- OBJECTIVE:
Write out the listing beneath this instruction in its entirety, exactly as it reads.

- RECORD EXCERPTS:
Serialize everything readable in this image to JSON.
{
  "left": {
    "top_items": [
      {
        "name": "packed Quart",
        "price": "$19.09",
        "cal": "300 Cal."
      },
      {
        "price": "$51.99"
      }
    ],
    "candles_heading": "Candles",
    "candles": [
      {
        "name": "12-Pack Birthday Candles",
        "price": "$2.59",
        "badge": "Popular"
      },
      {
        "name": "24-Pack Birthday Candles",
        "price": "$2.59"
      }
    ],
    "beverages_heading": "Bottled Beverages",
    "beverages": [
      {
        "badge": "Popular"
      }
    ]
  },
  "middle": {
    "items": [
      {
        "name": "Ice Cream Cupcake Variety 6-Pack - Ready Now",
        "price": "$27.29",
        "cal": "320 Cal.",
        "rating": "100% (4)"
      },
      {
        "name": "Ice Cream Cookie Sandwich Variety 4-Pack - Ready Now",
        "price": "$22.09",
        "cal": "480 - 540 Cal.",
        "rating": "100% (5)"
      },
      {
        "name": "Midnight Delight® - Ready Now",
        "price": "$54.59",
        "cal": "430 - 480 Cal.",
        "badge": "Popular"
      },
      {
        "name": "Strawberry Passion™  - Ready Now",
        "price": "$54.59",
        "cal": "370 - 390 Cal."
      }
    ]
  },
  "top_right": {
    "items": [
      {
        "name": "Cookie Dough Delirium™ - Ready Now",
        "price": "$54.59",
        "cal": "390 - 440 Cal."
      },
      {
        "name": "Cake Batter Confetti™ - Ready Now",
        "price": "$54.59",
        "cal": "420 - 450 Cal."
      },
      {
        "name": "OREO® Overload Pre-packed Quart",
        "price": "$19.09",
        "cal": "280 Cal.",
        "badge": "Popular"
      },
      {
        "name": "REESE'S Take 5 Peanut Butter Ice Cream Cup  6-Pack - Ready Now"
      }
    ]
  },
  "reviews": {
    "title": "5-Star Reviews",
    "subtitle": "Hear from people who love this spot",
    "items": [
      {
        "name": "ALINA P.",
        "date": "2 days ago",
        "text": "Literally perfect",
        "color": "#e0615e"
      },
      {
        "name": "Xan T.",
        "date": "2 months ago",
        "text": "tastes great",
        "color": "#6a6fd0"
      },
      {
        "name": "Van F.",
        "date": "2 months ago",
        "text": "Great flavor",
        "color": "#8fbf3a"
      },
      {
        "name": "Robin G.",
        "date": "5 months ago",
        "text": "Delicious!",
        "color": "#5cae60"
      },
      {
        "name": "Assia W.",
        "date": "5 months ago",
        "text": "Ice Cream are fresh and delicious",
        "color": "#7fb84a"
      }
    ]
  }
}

- TASK RESPONSE:
Serialize everything readable in this image to JSON.
{
  "left": {
    "top_items": [
      {
        "name": "packed Quart",
        "price": "$19.09",
        "cal": "300 Cal."
      },
      {
        "price": "$51.99"
      }
    ],
    "candles_heading": "Candles",
    "candles": [
      {
        "name": "12-Pack Birthday Candles",
        "price": "$2.59",
        "badge": "Popular"
      },
      {
        "name": "24-Pack Birthday Candles",
        "price": "$2.59"
      }
    ],
    "beverages_heading": "Bottled Beverages",
    "beverages": [
      {
        "badge": "Popular"
      }
    ]
  },
  "middle": {
    "items": [
      {
        "name": "Ice Cream Cupcake Variety 6-Pack - Ready Now",
        "price": "$27.29",
        "cal": "320 Cal.",
        "rating": "100% (4)"
      },
      {
        "name": "Ice Cream Cookie Sandwich Variety 4-Pack - Ready Now",
        "price": "$22.09",
        "cal": "480 - 540 Cal.",
        "rating": "100% (5)"
      },
      {
        "name": "Midnight Delight® - Ready Now",
        "price": "$54.59",
        "cal": "430 - 480 Cal.",
        "badge": "Popular"
      },
      {
        "name": "Strawberry Passion™  - Ready Now",
        "price": "$54.59",
        "cal": "370 - 390 Cal."
      }
    ]
  },
  "top_right": {
    "items": [
      {
        "name": "Cookie Dough Delirium™ - Ready Now",
        "price": "$54.59",
        "cal": "390 - 440 Cal."
      },
      {
        "name": "Cake Batter Confetti™ - Ready Now",
        "price": "$54.59",
        "cal": "420 - 450 Cal."
      },
      {
        "name": "OREO® Overload Pre-packed Quart",
        "price": "$19.09",
        "cal": "280 Cal.",
        "badge": "Popular"
      },
      {
        "name": "REESE'S Take 5 Peanut Butter Ice Cream Cup  6-Pack - Ready Now"
      }
    ]
  },
  "reviews": {
    "title": "5-Star Reviews",
    "subtitle": "Hear from people who love this spot",
    "items": [
      {
        "name": "ALINA P.",
        "date": "2 days ago",
        "text": "Literally perfect",
        "color": "#e0615e"
      },
      {
        "name": "Xan T.",
        "date": "2 months ago",
        "text": "tastes great",
        "color": "#6a6fd0"
      },
      {
        "name": "Van F.",
        "date": "2 months ago",
        "text": "Great flavor",
        "color": "#8fbf3a"
      },
      {
        "name": "Robin G.",
        "date": "5 months ago",
        "text": "Delicious!",
        "color": "#5cae60"
      },
      {
        "name": "Assia W.",
        "date": "5 months ago",
        "text": "Ice Cream are fresh and delicious",
        "color": "#7fb84a"
      }
    ]
  }
}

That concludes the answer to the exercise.